Given problem ▸
Compile every line that includes the word "name".

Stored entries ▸
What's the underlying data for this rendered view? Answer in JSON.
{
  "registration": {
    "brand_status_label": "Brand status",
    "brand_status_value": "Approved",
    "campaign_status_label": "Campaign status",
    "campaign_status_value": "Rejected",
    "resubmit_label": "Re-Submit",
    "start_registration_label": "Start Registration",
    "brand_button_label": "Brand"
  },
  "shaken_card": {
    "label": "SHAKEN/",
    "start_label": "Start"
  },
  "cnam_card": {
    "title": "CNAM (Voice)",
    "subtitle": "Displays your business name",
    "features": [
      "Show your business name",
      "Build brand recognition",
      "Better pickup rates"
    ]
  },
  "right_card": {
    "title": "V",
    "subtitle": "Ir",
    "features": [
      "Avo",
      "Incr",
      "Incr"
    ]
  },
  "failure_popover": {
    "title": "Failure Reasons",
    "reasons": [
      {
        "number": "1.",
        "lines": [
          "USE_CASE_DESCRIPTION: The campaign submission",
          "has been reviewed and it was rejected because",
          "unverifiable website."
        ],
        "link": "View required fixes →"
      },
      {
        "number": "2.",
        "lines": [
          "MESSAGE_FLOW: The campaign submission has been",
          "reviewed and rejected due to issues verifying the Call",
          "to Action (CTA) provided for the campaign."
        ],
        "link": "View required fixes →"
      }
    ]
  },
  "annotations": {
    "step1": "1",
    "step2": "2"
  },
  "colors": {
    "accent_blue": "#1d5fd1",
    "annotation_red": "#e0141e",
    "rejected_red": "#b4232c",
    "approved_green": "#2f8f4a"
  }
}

Task answer ▸
    "subtitle": "Displays your business name",
      "Show your business name",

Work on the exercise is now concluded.